-- Start of Data shown --
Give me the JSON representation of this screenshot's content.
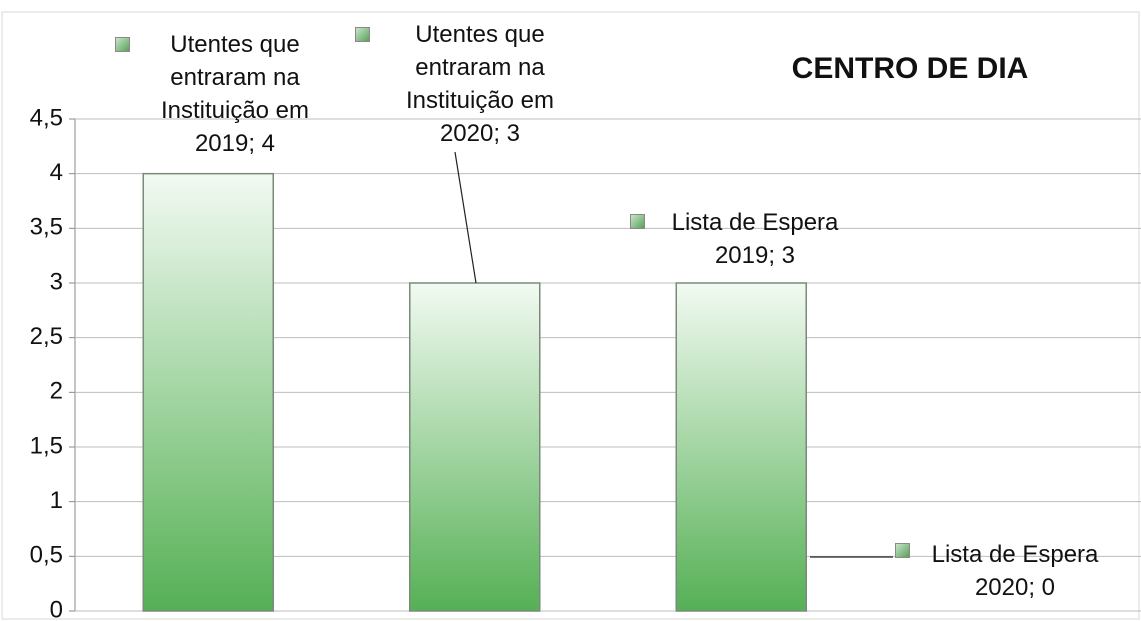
{
  "chart_data": {
    "type": "bar",
    "title": "CENTRO DE DIA",
    "categories": [
      null,
      null,
      null,
      null
    ],
    "values": [
      4,
      3,
      3,
      0
    ],
    "value_labels": [
      "Utentes que entraram na Instituição em 2019; 4",
      "Utentes que entraram na Instituição em 2020; 3",
      "Lista de Espera 2019; 3",
      "Lista de Espera 2020; 0"
    ],
    "color": "#55b055",
    "ylim": [
      0,
      4.5
    ],
    "yticks": [
      0,
      {
        "value": 0.5,
        "label": "0,5"
      },
      1,
      {
        "value": 1.5,
        "label": "1,5"
      },
      2,
      {
        "value": 2.5,
        "label": "2,5"
      },
      3,
      {
        "value": 3.5,
        "label": "3,5"
      },
      4,
      {
        "value": 4.5,
        "label": "4,5"
      }
    ],
    "grid": true
  }
}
-- End of Data shown --
### Stated goal:
Count how many lines of the listing above include "Lista" and report that number alone.

### Complete output:
2